What is being asked –
Set down every entry word for word. Omit the pictures.

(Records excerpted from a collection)
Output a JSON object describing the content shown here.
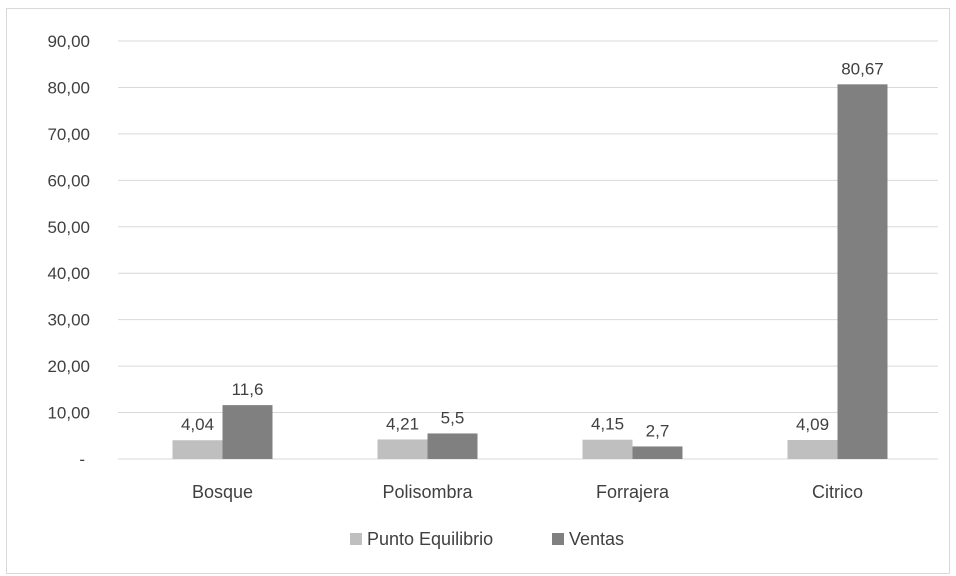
{
  "chart_data": {
    "type": "bar",
    "title": "",
    "xlabel": "",
    "ylabel": "",
    "ylim": [
      0,
      90
    ],
    "yticks": [
      0,
      10,
      20,
      30,
      40,
      50,
      60,
      70,
      80,
      90
    ],
    "ytick_labels": [
      "-",
      "10,00",
      "20,00",
      "30,00",
      "40,00",
      "50,00",
      "60,00",
      "70,00",
      "80,00",
      "90,00"
    ],
    "categories": [
      "Bosque",
      "Polisombra",
      "Forrajera",
      "Citrico"
    ],
    "series": [
      {
        "name": "Punto Equilibrio",
        "color": "#bfbfbf",
        "values": [
          4.04,
          4.21,
          4.15,
          4.09
        ],
        "labels": [
          "4,04",
          "4,21",
          "4,15",
          "4,09"
        ]
      },
      {
        "name": "Ventas",
        "color": "#808080",
        "values": [
          11.6,
          5.5,
          2.7,
          80.67
        ],
        "labels": [
          "11,6",
          "5,5",
          "2,7",
          "80,67"
        ]
      }
    ],
    "grid": true,
    "legend_position": "bottom"
  }
}
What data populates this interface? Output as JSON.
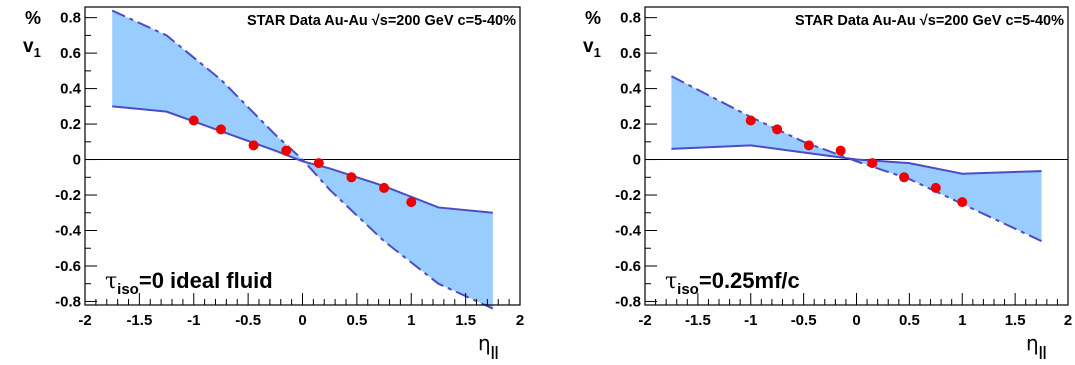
{
  "chart_data": [
    {
      "type": "area",
      "panel": "left",
      "ylabel_top": "%",
      "ylabel": "v",
      "ylabel_sub": "1",
      "xlabel": "η",
      "xlabel_sub": "||",
      "header": "STAR Data  Au-Au  √s=200 GeV c=5-40%",
      "annotation": "τ",
      "annotation_sub": "iso",
      "annotation_rest": "=0    ideal fluid",
      "xlim": [
        -2,
        2
      ],
      "ylim": [
        -0.82,
        0.86
      ],
      "x_ticks": [
        "-2",
        "-1.5",
        "-1",
        "-0.5",
        "0",
        "0.5",
        "1",
        "1.5",
        "2"
      ],
      "y_ticks": [
        "0.8",
        "0.6",
        "0.4",
        "0.2",
        "0",
        "-0.2",
        "-0.4",
        "-0.6",
        "-0.8"
      ],
      "band_color": "#99ccff",
      "line_color": "#4c4cc8",
      "point_color": "#ee0000",
      "band_solid": {
        "x": [
          -1.75,
          -1.25,
          -0.75,
          -0.25,
          0,
          0.25,
          0.75,
          1.25,
          1.75
        ],
        "y": [
          0.3,
          0.27,
          0.16,
          0.05,
          -0.01,
          -0.05,
          -0.15,
          -0.27,
          -0.3
        ]
      },
      "band_dashed": {
        "x": [
          -1.75,
          -1.25,
          -0.75,
          -0.25,
          0,
          0.25,
          0.75,
          1.25,
          1.75
        ],
        "y": [
          0.84,
          0.7,
          0.45,
          0.14,
          0.0,
          -0.17,
          -0.46,
          -0.7,
          -0.84
        ]
      },
      "points": {
        "x": [
          -1.0,
          -0.75,
          -0.45,
          -0.15,
          0.15,
          0.45,
          0.75,
          1.0
        ],
        "y": [
          0.22,
          0.17,
          0.08,
          0.05,
          -0.02,
          -0.1,
          -0.16,
          -0.24
        ]
      }
    },
    {
      "type": "area",
      "panel": "right",
      "ylabel_top": "%",
      "ylabel": "v",
      "ylabel_sub": "1",
      "xlabel": "η",
      "xlabel_sub": "||",
      "header": "STAR Data  Au-Au  √s=200 GeV c=5-40%",
      "annotation": "τ",
      "annotation_sub": "iso",
      "annotation_rest": "=0.25mf/c",
      "xlim": [
        -2,
        2
      ],
      "ylim": [
        -0.82,
        0.86
      ],
      "x_ticks": [
        "-2",
        "-1.5",
        "-1",
        "-0.5",
        "0",
        "0.5",
        "1",
        "1.5",
        "2"
      ],
      "y_ticks": [
        "0.8",
        "0.6",
        "0.4",
        "0.2",
        "0",
        "-0.2",
        "-0.4",
        "-0.6",
        "-0.8"
      ],
      "band_color": "#99ccff",
      "line_color": "#4c4cc8",
      "point_color": "#ee0000",
      "band_solid": {
        "x": [
          -1.75,
          -1.0,
          -0.5,
          0,
          0.5,
          1.0,
          1.75
        ],
        "y": [
          0.06,
          0.08,
          0.04,
          0.0,
          -0.02,
          -0.08,
          -0.065
        ]
      },
      "band_dashed": {
        "x": [
          -1.75,
          -1.0,
          -0.5,
          0,
          0.5,
          1.0,
          1.75
        ],
        "y": [
          0.47,
          0.24,
          0.1,
          -0.01,
          -0.11,
          -0.25,
          -0.46
        ]
      },
      "points": {
        "x": [
          -1.0,
          -0.75,
          -0.45,
          -0.15,
          0.15,
          0.45,
          0.75,
          1.0
        ],
        "y": [
          0.22,
          0.17,
          0.08,
          0.05,
          -0.02,
          -0.1,
          -0.16,
          -0.24
        ]
      }
    }
  ]
}
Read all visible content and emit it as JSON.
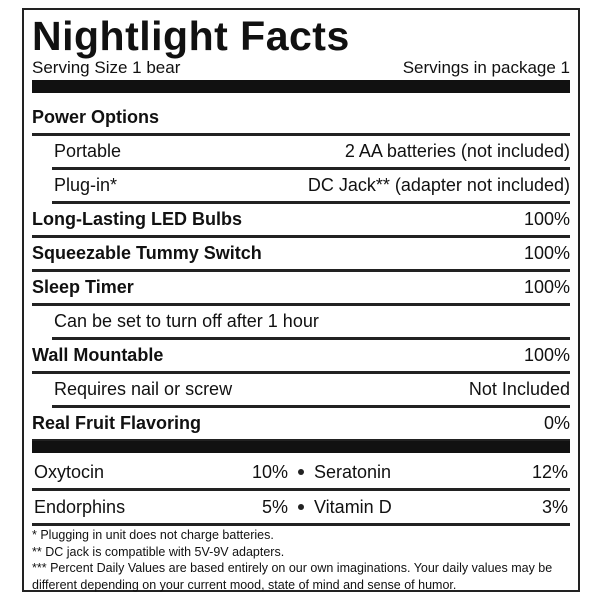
{
  "title": "Nightlight Facts",
  "serving_size": "Serving Size 1 bear",
  "servings": "Servings in package 1",
  "rows": [
    {
      "label": "Power Options",
      "value": null,
      "bold": true,
      "indent": false
    },
    {
      "label": "Portable",
      "value": "2 AA batteries (not included)",
      "bold": false,
      "indent": true
    },
    {
      "label": "Plug-in*",
      "value": "DC Jack** (adapter not included)",
      "bold": false,
      "indent": true
    },
    {
      "label": "Long-Lasting LED Bulbs",
      "value": "100%",
      "bold": true,
      "indent": false
    },
    {
      "label": "Squeezable Tummy Switch",
      "value": "100%",
      "bold": true,
      "indent": false
    },
    {
      "label": "Sleep Timer",
      "value": "100%",
      "bold": true,
      "indent": false
    },
    {
      "label": "Can be set to turn off after 1 hour",
      "value": null,
      "bold": false,
      "indent": true
    },
    {
      "label": "Wall Mountable",
      "value": "100%",
      "bold": true,
      "indent": false
    },
    {
      "label": "Requires nail or screw",
      "value": "Not Included",
      "bold": false,
      "indent": true
    },
    {
      "label": "Real Fruit Flavoring",
      "value": "0%",
      "bold": true,
      "indent": false
    }
  ],
  "vitamins": [
    [
      {
        "name": "Oxytocin",
        "value": "10%"
      },
      {
        "name": "Seratonin",
        "value": "12%"
      }
    ],
    [
      {
        "name": "Endorphins",
        "value": "5%"
      },
      {
        "name": "Vitamin D",
        "value": "3%"
      }
    ]
  ],
  "footnotes": [
    "* Plugging in unit does not charge batteries.",
    "** DC jack is compatible with 5V-9V adapters.",
    "*** Percent Daily Values are based entirely on our own imaginations. Your daily values may be different depending on your current mood, state of mind and sense of humor."
  ]
}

Task result –
Output a JSON object describing the content shown here.
{
  "chart_data": {
    "type": "bar",
    "title": "",
    "xlabel": "",
    "ylabel": "",
    "ylim": [
      0,
      90
    ],
    "yticks": [
      0,
      10,
      20,
      30,
      40,
      50,
      60,
      70,
      80,
      90
    ],
    "ytick_labels": [
      "-",
      "10,00",
      "20,00",
      "30,00",
      "40,00",
      "50,00",
      "60,00",
      "70,00",
      "80,00",
      "90,00"
    ],
    "categories": [
      "Bosque",
      "Polisombra",
      "Forrajera",
      "Citrico"
    ],
    "series": [
      {
        "name": "Punto Equilibrio",
        "color": "#bfbfbf",
        "values": [
          4.04,
          4.21,
          4.15,
          4.09
        ],
        "labels": [
          "4,04",
          "4,21",
          "4,15",
          "4,09"
        ]
      },
      {
        "name": "Ventas",
        "color": "#808080",
        "values": [
          11.6,
          5.5,
          2.7,
          80.67
        ],
        "labels": [
          "11,6",
          "5,5",
          "2,7",
          "80,67"
        ]
      }
    ],
    "grid": true,
    "legend_position": "bottom"
  }
}
What data populates this interface? Output as JSON.
{
  "chart_data": [
    {
      "type": "area",
      "panel": "left",
      "ylabel_top": "%",
      "ylabel": "v",
      "ylabel_sub": "1",
      "xlabel": "η",
      "xlabel_sub": "||",
      "header": "STAR Data  Au-Au  √s=200 GeV c=5-40%",
      "annotation": "τ",
      "annotation_sub": "iso",
      "annotation_rest": "=0    ideal fluid",
      "xlim": [
        -2,
        2
      ],
      "ylim": [
        -0.82,
        0.86
      ],
      "x_ticks": [
        "-2",
        "-1.5",
        "-1",
        "-0.5",
        "0",
        "0.5",
        "1",
        "1.5",
        "2"
      ],
      "y_ticks": [
        "0.8",
        "0.6",
        "0.4",
        "0.2",
        "0",
        "-0.2",
        "-0.4",
        "-0.6",
        "-0.8"
      ],
      "band_color": "#99ccff",
      "line_color": "#4c4cc8",
      "point_color": "#ee0000",
      "band_solid": {
        "x": [
          -1.75,
          -1.25,
          -0.75,
          -0.25,
          0,
          0.25,
          0.75,
          1.25,
          1.75
        ],
        "y": [
          0.3,
          0.27,
          0.16,
          0.05,
          -0.01,
          -0.05,
          -0.15,
          -0.27,
          -0.3
        ]
      },
      "band_dashed": {
        "x": [
          -1.75,
          -1.25,
          -0.75,
          -0.25,
          0,
          0.25,
          0.75,
          1.25,
          1.75
        ],
        "y": [
          0.84,
          0.7,
          0.45,
          0.14,
          0.0,
          -0.17,
          -0.46,
          -0.7,
          -0.84
        ]
      },
      "points": {
        "x": [
          -1.0,
          -0.75,
          -0.45,
          -0.15,
          0.15,
          0.45,
          0.75,
          1.0
        ],
        "y": [
          0.22,
          0.17,
          0.08,
          0.05,
          -0.02,
          -0.1,
          -0.16,
          -0.24
        ]
      }
    },
    {
      "type": "area",
      "panel": "right",
      "ylabel_top": "%",
      "ylabel": "v",
      "ylabel_sub": "1",
      "xlabel": "η",
      "xlabel_sub": "||",
      "header": "STAR Data  Au-Au  √s=200 GeV c=5-40%",
      "annotation": "τ",
      "annotation_sub": "iso",
      "annotation_rest": "=0.25mf/c",
      "xlim": [
        -2,
        2
      ],
      "ylim": [
        -0.82,
        0.86
      ],
      "x_ticks": [
        "-2",
        "-1.5",
        "-1",
        "-0.5",
        "0",
        "0.5",
        "1",
        "1.5",
        "2"
      ],
      "y_ticks": [
        "0.8",
        "0.6",
        "0.4",
        "0.2",
        "0",
        "-0.2",
        "-0.4",
        "-0.6",
        "-0.8"
      ],
      "band_color": "#99ccff",
      "line_color": "#4c4cc8",
      "point_color": "#ee0000",
      "band_solid": {
        "x": [
          -1.75,
          -1.0,
          -0.5,
          0,
          0.5,
          1.0,
          1.75
        ],
        "y": [
          0.06,
          0.08,
          0.04,
          0.0,
          -0.02,
          -0.08,
          -0.065
        ]
      },
      "band_dashed": {
        "x": [
          -1.75,
          -1.0,
          -0.5,
          0,
          0.5,
          1.0,
          1.75
        ],
        "y": [
          0.47,
          0.24,
          0.1,
          -0.01,
          -0.11,
          -0.25,
          -0.46
        ]
      },
      "points": {
        "x": [
          -1.0,
          -0.75,
          -0.45,
          -0.15,
          0.15,
          0.45,
          0.75,
          1.0
        ],
        "y": [
          0.22,
          0.17,
          0.08,
          0.05,
          -0.02,
          -0.1,
          -0.16,
          -0.24
        ]
      }
    }
  ]
}
Read all visible content and emit it as JSON.
{
  "title": "Nightlight Facts",
  "serving_size": "Serving Size 1 bear",
  "servings": "Servings in package 1",
  "rows": [
    {
      "label": "Power Options",
      "value": null,
      "bold": true,
      "indent": false
    },
    {
      "label": "Portable",
      "value": "2 AA batteries (not included)",
      "bold": false,
      "indent": true
    },
    {
      "label": "Plug-in*",
      "value": "DC Jack** (adapter not included)",
      "bold": false,
      "indent": true
    },
    {
      "label": "Long-Lasting LED Bulbs",
      "value": "100%",
      "bold": true,
      "indent": false
    },
    {
      "label": "Squeezable Tummy Switch",
      "value": "100%",
      "bold": true,
      "indent": false
    },
    {
      "label": "Sleep Timer",
      "value": "100%",
      "bold": true,
      "indent": false
    },
    {
      "label": "Can be set to turn off after 1 hour",
      "value": null,
      "bold": false,
      "indent": true
    },
    {
      "label": "Wall Mountable",
      "value": "100%",
      "bold": true,
      "indent": false
    },
    {
      "label": "Requires nail or screw",
      "value": "Not Included",
      "bold": false,
      "indent": true
    },
    {
      "label": "Real Fruit Flavoring",
      "value": "0%",
      "bold": true,
      "indent": false
    }
  ],
  "vitamins": [
    [
      {
        "name": "Oxytocin",
        "value": "10%"
      },
      {
        "name": "Seratonin",
        "value": "12%"
      }
    ],
    [
      {
        "name": "Endorphins",
        "value": "5%"
      },
      {
        "name": "Vitamin D",
        "value": "3%"
      }
    ]
  ],
  "footnotes": [
    "* Plugging in unit does not charge batteries.",
    "** DC jack is compatible with 5V-9V adapters.",
    "*** Percent Daily Values are based entirely on our own imaginations. Your daily values may be different depending on your current mood, state of mind and sense of humor."
  ]
}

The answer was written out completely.